TASK SET:
1. In the btrfs patch email, how many lines does the patch add to fs/btrfs/inode.c?
2. Continue the btrfs patch email from its last line.

>> begin PAGE EXTRACT

On 15.05.2018 11:30, Qu Wenruo wrote:
>
>
> On 2018年05月15日 16:21, Nikolay Borisov wrote:
>>
>>
>> On 15.05.2018 10:36, Qu Wenruo wrote:
>>> As btrfs(5) specified:
>>>
>>> Note
>>> If nodatacow or nodatasum are enabled, compression is disabled.
>>>
>>> If NODATASUM or NODATACOW set, we should not compress the extent.
>>>
>>> Normally NODATACOW is detected properly in run_delalloc_range() so
>>> compression won't happen for NODATACOW.
>>>
>>> However for NODATASUM we don't have any check, and it can cause
>>> compressed extent without csum pretty easily, just by:
>>> ------
>>> mkfs.btrfs -f $dev
>>> mount $dev $mnt -o nodatasum
>>> touch $mnt/foobar
>>> mount -o remount,datasum,compress $mnt
>>> xfs_io -f -c "pwrite 0 128K" $mnt/foobar
>>> ------
>>>
>>> And in fact, we have bug report about corrupted compressed extent
>>> without proper data checksum so even RAID1 can't recover the corruption.
>>> (https://bugzilla.kernel.org/show_bug.cgi?id=199707)
>>>
>>> Running compression without proper checksum could cause more damage when
>>> corruption happens, so there is no need to allow compression for
>>> NODATACSUM.
>>>
>>> Reported-by: James Harvey <[email protected]>
>>> Signed-off-by: Qu Wenruo <[email protected]>
>>> ---
>>> fs/btrfs/inode.c | 8 ++++++++
>>> 1 file changed, 8 insertions(+)
>>>
>>> diff --git a/fs/btrfs/inode.c b/fs/btrfs/inode.c
>>> index d241285a0d2a..dbef3f404559 100644
>>> --- a/fs/btrfs/inode.c
>>> +++ b/fs/btrfs/inode.c
>>> @@ -396,6 +396,14 @@ static inline int inode_need_compress(struct inode
>>> *inode, u64 start, u64 end)
>>> {
>>> struct btrfs_fs_info *fs_info = btrfs_sb(inode->i_sb);
>>>
>>> + /*
>>> + * Btrfs doesn't support compression without csum or CoW.
>>> + * This should have the highest priority.
>>> + */
>>> + if (BTRFS_I(inode)->flags & BTRFS_INODE_NODATACOW ||
>>> + BTRFS_I(inode)->flags & BTRFS_INODE_NODATASUM)
>>> + return 0;
>>> +
>>
>> How is this not buggy, given that if inode_need_compress as called from
>> compress_file_range will return zero, meaning we jump to cont: label.

>> end PAGE EXTRACT
>> begin PROVIDED MATERIAL

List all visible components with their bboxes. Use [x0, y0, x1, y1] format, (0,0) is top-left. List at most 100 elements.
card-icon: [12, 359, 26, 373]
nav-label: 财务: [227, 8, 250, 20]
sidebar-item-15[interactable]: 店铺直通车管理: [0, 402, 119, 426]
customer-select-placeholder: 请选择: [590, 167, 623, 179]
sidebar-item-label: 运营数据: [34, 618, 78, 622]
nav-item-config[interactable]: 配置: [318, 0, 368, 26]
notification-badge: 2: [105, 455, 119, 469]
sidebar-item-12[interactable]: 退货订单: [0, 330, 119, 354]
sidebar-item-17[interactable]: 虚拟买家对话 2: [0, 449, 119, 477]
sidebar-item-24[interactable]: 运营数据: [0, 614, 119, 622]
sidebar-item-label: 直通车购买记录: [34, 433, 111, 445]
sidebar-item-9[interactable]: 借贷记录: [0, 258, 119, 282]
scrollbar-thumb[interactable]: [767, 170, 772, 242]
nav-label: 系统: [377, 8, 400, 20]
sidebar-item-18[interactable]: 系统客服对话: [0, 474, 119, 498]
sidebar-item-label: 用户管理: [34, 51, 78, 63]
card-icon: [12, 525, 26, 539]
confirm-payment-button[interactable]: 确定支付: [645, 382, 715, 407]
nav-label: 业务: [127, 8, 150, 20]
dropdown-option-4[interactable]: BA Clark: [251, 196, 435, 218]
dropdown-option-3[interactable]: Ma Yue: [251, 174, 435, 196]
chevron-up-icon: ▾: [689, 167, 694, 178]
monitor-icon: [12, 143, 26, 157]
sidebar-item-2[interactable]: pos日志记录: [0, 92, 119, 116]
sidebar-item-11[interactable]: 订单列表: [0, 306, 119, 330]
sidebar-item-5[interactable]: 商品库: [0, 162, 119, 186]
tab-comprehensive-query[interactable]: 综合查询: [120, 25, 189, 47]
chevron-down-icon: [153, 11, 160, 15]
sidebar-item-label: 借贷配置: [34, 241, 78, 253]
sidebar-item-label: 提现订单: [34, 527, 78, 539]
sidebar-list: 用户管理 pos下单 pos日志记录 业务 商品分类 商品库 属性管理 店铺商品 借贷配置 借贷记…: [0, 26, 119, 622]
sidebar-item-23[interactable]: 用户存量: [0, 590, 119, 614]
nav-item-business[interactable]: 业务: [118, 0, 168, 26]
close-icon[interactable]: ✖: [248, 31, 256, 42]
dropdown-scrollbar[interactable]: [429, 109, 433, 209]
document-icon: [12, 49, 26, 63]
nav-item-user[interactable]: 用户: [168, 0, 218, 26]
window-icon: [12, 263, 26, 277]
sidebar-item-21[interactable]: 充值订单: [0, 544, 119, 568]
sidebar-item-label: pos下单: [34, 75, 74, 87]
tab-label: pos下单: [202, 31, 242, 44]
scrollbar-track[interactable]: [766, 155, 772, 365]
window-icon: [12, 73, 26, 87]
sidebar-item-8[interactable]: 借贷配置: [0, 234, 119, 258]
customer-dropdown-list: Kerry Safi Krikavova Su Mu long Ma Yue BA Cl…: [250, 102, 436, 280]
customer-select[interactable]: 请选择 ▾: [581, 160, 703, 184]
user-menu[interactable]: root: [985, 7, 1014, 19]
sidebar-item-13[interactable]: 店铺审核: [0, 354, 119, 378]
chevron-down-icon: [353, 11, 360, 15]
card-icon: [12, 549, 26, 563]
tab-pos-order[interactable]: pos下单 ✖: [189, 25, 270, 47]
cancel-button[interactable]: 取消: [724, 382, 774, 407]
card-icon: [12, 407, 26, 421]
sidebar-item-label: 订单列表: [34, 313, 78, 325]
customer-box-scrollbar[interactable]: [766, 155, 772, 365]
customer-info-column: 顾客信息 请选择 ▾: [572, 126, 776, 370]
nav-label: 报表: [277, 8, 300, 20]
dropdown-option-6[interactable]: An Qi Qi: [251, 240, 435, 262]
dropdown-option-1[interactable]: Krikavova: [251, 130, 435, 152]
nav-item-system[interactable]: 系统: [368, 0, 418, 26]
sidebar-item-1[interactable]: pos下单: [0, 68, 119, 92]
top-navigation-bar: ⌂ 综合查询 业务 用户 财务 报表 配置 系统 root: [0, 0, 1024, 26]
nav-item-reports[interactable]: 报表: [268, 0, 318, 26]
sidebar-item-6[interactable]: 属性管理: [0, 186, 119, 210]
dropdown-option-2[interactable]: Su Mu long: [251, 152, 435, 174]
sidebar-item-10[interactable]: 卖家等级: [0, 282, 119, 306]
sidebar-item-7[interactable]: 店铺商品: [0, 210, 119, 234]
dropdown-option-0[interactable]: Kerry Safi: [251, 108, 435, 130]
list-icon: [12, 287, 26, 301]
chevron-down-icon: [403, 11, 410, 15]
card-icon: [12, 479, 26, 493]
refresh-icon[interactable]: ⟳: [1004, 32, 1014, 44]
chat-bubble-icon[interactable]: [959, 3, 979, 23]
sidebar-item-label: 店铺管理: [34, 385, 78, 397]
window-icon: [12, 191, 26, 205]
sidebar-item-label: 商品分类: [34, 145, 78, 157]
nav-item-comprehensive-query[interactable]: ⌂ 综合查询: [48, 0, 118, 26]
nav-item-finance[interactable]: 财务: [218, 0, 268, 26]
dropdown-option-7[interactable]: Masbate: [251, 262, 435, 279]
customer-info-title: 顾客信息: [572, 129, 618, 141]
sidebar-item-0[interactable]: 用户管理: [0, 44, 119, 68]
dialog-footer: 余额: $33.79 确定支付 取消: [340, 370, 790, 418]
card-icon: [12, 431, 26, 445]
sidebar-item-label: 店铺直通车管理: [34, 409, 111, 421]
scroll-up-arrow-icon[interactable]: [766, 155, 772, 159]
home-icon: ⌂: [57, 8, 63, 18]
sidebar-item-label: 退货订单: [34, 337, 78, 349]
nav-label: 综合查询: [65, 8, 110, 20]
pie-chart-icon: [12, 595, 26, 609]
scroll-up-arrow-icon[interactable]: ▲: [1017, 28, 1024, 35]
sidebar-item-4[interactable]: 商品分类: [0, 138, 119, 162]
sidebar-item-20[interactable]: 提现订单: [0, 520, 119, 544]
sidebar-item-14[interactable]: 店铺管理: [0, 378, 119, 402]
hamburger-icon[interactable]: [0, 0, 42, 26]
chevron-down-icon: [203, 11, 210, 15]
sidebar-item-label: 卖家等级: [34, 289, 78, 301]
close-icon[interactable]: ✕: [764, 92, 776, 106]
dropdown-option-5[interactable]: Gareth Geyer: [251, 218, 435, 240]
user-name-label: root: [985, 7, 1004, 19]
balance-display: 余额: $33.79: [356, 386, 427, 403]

>> end PROVIDED MATERIAL

THE ANSWERS:
1. Eight lines.

2.
>> Then in the case of an inline extent we can execute :
>
> In that case, you won't go into compress_file_range() at all.
>
> As the only caller of compress_file_range() is async_cow_start(), which
> get queued in cow_file_range_async().
>
> And cow_file_range_async() traces back to run_delalloc_range().
> Here we determine (basically) where some dirty range goes.
>
> The modification in inode_need_compress() mostly affects the decision in
> run_delalloc_range(), so we won't go cow_file_range_async(), thus we
> won't hit the problem you described.
So you have re-iterated what I've described further below. This means it
should be possible to remove the invocation of inode_need_compress in
compress_file_range and simplify the code there, no? Perhaps
will_compress can also be removed etc? As it stands currently it's
spaghetti code.
>>
>> ret = cow_file_range_inline(inode, start, end,
>> total_compressed,
>> compress_type, pages);
>>
>> where compress_type would have been set at the beginning of the
>> function unconditionally to fs_info->compress_type.
>>
>> For non-inline extents I guess we are ok, given that will_compress
>> will not be set. However, this code is rather messy and I'm not sure
>> it's well defined what's going to happen in this case with inline extents.
>>
>> OTOH, I think there is something fundamentally wrong in calling
>> inode_need_compress in compress_file_range. I.e they work at different
>> abstractions. IMO compress_file_range should only be called if we know
>> we have to compress the range.
>>
>> So looking around the code in run_delalloc_range (the only function
>> which calls cow_file_range_async) we already have :
>>
>> } else if (!inode_need_compress(inode, start, end)) {
>> ret = cow_file_range(inode, locked_page, start, end, end,
>>
>> page_started, nr_written, 1, NULL);
>>
>> and in the else branch we have the cow_file_range_async. So the code
>> is sort of half-way there to actually decoupling compression checking from
>> performing the actual compression.
>>
>>
>>> /* force compress */
>>> if (btrfs_test_opt(fs_info, FORCE_COMPRESS))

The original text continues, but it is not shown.